## Task statement
Print the complete set of entries exactly.

## Collected data entries

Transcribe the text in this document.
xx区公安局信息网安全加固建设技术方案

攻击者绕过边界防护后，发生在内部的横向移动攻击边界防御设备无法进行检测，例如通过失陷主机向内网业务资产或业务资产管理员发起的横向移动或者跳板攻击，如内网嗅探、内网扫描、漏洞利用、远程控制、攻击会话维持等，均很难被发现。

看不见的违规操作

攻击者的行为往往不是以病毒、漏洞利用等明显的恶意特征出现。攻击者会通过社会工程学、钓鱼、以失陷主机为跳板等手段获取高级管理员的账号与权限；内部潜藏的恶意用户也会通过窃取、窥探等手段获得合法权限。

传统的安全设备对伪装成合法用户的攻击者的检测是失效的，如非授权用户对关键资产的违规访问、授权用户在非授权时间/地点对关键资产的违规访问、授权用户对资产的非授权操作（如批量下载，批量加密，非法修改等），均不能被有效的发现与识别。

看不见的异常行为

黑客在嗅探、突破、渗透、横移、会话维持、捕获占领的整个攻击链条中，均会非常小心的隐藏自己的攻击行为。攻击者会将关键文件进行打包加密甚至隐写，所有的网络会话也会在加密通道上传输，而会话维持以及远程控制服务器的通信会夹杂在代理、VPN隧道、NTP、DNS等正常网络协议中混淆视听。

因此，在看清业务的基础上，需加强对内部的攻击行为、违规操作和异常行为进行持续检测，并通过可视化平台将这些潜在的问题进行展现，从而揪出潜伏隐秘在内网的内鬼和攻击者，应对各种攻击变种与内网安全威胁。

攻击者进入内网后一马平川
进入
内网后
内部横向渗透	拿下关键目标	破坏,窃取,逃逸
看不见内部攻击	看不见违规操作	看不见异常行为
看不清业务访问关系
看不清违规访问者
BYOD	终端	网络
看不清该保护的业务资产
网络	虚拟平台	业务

## Response
Transcribe the text in this document.
xx区公安局信息网安全加固建设技术方案

攻击者绕过边界防护后，发生在内部的横向移动攻击边界防御设备无法进行检测，例如通过失陷主机向内网业务资产或业务资产管理员发起的横向移动或者跳板攻击，如内网嗅探、内网扫描、漏洞利用、远程控制、攻击会话维持等，均很难被发现。

看不见的违规操作

攻击者的行为往往不是以病毒、漏洞利用等明显的恶意特征出现。攻击者会通过社会工程学、钓鱼、以失陷主机为跳板等手段获取高级管理员的账号与权限；内部潜藏的恶意用户也会通过窃取、窥探等手段获得合法权限。

传统的安全设备对伪装成合法用户的攻击者的检测是失效的，如非授权用户对关键资产的违规访问、授权用户在非授权时间/地点对关键资产的违规访问、授权用户对资产的非授权操作（如批量下载，批量加密，非法修改等），均不能被有效的发现与识别。

看不见的异常行为

黑客在嗅探、突破、渗透、横移、会话维持、捕获占领的整个攻击链条中，均会非常小心的隐藏自己的攻击行为。攻击者会将关键文件进行打包加密甚至隐写，所有的网络会话也会在加密通道上传输，而会话维持以及远程控制服务器的通信会夹杂在代理、VPN隧道、NTP、DNS等正常网络协议中混淆视听。

因此，在看清业务的基础上，需加强对内部的攻击行为、违规操作和异常行为进行持续检测，并通过可视化平台将这些潜在的问题进行展现，从而揪出潜伏隐秘在内网的内鬼和攻击者，应对各种攻击变种与内网安全威胁。

攻击者进入内网后一马平川
进入
内网后
内部横向渗透	拿下关键目标	破坏,窃取,逃逸
看不见内部攻击	看不见违规操作	看不见异常行为
看不清业务访问关系
看不清违规访问者
BYOD	终端	网络
看不清该保护的业务资产
网络	虚拟平台	业务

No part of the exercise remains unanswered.